>> start
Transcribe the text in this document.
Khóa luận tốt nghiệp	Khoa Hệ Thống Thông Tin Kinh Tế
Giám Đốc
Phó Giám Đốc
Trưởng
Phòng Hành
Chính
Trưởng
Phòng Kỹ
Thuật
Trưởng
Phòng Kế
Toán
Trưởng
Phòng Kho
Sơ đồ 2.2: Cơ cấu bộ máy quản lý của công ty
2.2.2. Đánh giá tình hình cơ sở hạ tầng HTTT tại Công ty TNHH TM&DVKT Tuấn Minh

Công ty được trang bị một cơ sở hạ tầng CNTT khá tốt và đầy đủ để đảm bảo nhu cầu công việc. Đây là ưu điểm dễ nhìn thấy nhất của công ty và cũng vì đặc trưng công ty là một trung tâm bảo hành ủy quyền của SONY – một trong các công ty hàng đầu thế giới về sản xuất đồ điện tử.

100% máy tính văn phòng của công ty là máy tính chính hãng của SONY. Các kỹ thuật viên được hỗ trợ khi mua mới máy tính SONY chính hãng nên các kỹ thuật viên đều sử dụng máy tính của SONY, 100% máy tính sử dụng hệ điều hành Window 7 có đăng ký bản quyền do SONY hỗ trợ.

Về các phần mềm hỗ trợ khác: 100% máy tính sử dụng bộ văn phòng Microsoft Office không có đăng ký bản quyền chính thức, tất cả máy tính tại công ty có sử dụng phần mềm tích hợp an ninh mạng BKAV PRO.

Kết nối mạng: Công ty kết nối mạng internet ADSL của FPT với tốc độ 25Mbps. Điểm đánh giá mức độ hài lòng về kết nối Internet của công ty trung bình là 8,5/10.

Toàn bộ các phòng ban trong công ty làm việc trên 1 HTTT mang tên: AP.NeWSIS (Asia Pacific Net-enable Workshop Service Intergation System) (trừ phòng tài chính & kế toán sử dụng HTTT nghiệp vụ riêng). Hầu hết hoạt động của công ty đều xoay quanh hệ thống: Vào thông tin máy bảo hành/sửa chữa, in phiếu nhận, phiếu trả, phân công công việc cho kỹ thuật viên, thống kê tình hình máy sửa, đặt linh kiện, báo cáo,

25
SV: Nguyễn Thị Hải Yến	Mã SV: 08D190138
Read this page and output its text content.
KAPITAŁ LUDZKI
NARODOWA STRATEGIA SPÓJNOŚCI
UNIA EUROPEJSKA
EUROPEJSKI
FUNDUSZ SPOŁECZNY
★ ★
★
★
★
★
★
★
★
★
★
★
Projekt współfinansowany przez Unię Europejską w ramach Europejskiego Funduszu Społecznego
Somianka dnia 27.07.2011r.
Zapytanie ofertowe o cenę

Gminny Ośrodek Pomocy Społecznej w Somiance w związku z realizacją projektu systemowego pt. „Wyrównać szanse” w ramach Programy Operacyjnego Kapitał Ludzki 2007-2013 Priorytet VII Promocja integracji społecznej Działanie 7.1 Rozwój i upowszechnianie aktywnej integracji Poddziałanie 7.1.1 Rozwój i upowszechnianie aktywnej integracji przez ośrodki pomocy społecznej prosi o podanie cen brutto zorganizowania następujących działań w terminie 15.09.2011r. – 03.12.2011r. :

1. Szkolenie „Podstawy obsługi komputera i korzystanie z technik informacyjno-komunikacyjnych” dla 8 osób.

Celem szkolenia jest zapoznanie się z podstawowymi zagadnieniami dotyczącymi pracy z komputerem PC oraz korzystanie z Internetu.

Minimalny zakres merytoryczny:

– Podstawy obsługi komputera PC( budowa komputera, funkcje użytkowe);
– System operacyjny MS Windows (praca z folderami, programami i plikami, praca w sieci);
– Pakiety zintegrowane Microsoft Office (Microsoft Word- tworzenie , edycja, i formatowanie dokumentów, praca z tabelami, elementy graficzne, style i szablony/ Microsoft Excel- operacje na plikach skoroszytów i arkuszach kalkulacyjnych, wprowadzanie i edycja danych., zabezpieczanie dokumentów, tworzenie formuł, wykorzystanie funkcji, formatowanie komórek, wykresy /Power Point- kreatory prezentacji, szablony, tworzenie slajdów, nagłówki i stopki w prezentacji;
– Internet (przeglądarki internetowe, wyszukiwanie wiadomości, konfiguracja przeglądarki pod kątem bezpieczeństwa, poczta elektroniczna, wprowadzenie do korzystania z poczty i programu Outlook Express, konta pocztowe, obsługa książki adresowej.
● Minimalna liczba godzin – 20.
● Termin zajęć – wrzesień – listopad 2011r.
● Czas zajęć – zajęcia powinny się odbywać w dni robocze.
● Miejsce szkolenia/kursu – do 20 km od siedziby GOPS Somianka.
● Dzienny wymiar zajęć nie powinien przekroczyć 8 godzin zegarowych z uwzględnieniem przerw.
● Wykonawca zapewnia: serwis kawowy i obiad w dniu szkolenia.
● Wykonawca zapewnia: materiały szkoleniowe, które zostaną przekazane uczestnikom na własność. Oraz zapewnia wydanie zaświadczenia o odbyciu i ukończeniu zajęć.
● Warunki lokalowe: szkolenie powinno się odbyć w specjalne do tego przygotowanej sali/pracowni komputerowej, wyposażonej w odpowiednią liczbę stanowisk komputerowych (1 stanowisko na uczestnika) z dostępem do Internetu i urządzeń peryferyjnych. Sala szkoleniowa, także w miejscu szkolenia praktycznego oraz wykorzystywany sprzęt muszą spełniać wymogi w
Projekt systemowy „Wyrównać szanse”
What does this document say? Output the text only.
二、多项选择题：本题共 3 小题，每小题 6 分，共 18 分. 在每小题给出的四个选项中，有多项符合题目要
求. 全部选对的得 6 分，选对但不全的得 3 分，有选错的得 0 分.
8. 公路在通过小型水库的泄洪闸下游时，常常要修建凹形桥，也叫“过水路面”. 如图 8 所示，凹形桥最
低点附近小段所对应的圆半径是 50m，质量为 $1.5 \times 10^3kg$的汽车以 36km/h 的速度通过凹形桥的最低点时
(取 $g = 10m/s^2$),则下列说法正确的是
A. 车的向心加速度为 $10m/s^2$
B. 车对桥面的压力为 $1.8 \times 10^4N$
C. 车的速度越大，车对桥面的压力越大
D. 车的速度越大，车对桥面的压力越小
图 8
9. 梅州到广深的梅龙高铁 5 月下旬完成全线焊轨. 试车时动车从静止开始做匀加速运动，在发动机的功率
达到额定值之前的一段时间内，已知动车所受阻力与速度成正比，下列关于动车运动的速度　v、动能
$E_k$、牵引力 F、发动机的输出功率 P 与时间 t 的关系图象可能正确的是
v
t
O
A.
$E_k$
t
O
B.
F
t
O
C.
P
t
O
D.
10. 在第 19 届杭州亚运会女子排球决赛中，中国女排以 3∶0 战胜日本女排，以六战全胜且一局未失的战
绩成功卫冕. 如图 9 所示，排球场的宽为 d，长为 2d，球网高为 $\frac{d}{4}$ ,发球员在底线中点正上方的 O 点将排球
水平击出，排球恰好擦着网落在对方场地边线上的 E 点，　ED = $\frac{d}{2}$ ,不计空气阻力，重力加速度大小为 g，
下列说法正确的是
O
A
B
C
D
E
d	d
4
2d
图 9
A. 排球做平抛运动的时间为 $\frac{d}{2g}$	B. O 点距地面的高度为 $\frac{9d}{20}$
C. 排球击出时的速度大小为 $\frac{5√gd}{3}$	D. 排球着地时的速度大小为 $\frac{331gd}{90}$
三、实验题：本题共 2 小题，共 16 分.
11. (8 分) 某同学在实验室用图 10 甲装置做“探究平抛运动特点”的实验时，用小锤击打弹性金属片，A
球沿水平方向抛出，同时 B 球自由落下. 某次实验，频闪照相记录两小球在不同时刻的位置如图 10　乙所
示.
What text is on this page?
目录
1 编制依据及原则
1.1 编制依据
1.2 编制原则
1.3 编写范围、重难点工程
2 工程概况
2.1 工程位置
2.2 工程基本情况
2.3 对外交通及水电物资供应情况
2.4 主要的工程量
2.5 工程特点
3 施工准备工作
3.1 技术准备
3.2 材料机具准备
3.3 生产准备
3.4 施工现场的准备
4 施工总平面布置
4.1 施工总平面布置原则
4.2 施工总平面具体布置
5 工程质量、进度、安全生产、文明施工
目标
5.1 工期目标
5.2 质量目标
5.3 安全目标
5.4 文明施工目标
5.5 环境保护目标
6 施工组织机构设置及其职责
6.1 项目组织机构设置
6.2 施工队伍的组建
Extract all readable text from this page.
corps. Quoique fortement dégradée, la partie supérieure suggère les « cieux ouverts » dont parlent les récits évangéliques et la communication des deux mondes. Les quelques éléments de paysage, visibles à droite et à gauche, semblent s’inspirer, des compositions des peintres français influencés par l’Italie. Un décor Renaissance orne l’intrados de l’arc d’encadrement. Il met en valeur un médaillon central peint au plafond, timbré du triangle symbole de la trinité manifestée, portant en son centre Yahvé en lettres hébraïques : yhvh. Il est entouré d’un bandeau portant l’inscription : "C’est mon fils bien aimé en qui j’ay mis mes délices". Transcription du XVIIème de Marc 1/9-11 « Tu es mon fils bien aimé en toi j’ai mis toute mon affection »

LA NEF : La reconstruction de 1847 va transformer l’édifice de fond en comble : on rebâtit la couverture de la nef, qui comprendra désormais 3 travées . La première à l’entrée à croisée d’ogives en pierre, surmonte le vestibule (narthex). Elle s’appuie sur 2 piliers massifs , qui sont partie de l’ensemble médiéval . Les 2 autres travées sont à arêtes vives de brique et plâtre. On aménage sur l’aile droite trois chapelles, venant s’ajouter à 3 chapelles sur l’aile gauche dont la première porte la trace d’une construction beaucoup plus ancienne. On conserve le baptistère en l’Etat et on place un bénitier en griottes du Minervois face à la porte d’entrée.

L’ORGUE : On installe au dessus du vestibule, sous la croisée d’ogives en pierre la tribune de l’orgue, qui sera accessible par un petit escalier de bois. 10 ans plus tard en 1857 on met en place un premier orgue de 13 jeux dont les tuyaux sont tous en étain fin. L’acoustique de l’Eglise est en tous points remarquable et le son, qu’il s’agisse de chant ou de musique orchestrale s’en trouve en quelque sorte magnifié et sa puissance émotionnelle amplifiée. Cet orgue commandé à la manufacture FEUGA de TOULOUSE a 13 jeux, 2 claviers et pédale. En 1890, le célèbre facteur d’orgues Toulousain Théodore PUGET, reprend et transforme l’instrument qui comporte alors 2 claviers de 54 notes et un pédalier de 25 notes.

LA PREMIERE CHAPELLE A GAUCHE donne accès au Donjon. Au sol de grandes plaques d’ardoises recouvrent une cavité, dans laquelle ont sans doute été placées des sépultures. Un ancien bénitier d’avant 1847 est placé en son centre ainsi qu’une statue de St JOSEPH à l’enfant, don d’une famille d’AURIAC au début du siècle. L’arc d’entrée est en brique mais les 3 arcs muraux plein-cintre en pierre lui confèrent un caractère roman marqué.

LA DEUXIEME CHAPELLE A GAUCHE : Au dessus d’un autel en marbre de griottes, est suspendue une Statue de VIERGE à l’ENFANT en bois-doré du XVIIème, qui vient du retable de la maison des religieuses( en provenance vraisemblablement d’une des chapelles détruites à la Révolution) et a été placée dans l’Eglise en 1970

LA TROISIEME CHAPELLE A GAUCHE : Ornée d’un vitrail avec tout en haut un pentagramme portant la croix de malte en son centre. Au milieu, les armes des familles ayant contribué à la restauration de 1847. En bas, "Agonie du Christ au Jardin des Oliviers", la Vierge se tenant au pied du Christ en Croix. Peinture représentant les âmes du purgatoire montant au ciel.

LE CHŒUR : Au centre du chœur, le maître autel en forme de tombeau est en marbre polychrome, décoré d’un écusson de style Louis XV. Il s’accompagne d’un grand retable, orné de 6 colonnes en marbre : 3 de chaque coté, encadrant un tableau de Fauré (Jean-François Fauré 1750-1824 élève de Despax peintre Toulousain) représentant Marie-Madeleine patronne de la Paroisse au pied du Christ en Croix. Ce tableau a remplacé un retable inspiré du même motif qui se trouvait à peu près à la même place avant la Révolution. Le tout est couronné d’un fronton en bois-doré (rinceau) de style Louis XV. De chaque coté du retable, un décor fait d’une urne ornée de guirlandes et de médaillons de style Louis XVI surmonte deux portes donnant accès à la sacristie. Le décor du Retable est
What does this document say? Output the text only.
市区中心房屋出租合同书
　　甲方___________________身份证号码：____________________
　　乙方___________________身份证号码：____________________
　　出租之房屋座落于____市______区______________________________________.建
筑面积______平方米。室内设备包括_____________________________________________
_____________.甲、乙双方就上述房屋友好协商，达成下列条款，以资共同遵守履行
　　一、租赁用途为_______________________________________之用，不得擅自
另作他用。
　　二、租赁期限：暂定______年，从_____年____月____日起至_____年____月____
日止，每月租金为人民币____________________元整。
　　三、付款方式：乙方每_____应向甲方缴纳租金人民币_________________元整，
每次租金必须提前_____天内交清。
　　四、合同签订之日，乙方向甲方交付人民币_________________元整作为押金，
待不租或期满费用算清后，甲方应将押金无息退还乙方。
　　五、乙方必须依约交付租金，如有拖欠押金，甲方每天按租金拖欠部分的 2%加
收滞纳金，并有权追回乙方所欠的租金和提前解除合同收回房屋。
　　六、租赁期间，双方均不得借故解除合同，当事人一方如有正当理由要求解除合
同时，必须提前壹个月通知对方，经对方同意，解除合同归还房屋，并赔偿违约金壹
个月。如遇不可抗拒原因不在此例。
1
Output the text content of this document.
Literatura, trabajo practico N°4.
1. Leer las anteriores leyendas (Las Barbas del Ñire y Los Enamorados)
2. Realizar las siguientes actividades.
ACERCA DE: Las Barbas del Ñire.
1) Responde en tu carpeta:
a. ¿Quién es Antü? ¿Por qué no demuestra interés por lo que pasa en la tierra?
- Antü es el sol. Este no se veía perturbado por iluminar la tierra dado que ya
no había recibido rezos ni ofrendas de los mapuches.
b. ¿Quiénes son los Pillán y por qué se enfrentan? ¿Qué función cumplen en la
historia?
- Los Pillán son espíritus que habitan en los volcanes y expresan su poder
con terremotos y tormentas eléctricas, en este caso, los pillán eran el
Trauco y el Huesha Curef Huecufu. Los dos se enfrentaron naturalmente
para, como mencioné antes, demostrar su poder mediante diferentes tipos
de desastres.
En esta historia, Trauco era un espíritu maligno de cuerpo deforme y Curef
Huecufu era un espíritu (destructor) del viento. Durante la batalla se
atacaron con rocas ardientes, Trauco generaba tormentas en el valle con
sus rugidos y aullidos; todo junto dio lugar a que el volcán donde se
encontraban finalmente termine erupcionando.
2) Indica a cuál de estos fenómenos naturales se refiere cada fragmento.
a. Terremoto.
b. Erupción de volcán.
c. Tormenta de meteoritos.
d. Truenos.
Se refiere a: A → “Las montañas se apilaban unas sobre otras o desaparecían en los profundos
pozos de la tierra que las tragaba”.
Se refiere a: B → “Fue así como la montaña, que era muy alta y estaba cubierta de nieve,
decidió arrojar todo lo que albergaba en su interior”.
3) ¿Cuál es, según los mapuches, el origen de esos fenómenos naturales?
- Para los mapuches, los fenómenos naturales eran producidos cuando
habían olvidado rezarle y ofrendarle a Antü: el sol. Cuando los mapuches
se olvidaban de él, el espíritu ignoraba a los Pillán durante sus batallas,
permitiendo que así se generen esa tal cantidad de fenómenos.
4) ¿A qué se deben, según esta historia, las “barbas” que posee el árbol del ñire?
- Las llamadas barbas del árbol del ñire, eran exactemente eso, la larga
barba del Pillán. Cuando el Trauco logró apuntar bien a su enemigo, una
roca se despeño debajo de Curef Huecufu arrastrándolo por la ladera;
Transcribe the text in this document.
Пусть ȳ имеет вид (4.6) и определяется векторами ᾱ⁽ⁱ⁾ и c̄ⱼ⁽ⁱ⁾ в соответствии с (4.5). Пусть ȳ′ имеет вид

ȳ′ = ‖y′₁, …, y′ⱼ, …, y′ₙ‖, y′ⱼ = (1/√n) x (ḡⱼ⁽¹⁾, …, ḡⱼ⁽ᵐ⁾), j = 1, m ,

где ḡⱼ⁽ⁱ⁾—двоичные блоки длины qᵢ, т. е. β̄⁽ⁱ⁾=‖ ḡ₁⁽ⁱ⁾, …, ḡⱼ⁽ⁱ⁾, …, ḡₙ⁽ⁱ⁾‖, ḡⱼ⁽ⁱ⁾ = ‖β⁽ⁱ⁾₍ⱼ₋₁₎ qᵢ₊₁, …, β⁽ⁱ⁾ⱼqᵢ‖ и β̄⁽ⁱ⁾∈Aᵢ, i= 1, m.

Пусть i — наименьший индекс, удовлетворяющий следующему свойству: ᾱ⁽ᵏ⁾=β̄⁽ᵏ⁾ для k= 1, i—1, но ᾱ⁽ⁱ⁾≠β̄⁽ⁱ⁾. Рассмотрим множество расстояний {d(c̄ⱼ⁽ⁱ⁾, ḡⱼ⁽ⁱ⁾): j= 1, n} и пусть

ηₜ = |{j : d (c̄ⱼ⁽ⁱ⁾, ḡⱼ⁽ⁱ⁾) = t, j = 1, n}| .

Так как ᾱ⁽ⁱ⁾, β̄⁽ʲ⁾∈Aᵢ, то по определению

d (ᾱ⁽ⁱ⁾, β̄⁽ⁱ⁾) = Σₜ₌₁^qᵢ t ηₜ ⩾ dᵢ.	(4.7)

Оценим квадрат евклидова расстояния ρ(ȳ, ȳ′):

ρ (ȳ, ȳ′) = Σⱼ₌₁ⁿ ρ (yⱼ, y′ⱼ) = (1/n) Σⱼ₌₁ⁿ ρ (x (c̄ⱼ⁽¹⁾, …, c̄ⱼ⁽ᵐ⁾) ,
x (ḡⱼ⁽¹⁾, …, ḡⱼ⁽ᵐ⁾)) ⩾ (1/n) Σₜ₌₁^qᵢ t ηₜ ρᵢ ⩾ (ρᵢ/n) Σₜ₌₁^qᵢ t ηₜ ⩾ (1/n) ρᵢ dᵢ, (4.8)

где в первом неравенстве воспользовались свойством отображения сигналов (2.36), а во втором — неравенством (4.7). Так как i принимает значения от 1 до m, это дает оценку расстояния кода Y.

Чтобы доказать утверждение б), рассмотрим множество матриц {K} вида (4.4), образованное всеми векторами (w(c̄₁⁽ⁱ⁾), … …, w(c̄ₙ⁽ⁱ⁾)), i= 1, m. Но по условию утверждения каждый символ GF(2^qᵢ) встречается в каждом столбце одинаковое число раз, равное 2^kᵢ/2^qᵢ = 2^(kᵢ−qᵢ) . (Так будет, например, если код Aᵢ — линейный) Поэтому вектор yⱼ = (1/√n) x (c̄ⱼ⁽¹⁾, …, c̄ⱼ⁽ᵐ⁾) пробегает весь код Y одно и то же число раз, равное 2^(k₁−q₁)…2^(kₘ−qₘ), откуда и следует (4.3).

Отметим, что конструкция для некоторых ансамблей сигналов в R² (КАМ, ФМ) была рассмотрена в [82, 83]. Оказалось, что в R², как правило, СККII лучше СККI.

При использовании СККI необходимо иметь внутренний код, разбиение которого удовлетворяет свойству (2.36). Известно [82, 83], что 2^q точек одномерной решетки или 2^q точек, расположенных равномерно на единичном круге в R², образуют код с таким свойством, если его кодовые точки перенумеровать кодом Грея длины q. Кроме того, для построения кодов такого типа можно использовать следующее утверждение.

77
>> end
Aim:
Sift through the entries and copy every line with "naturales".

Solution to the exercise:
2) Indica a cuál de estos fenómenos naturales se refiere cada fragmento.
3) ¿Cuál es, según los mapuches, el origen de esos fenómenos naturales?
- Para los mapuches, los fenómenos naturales eran producidos cuando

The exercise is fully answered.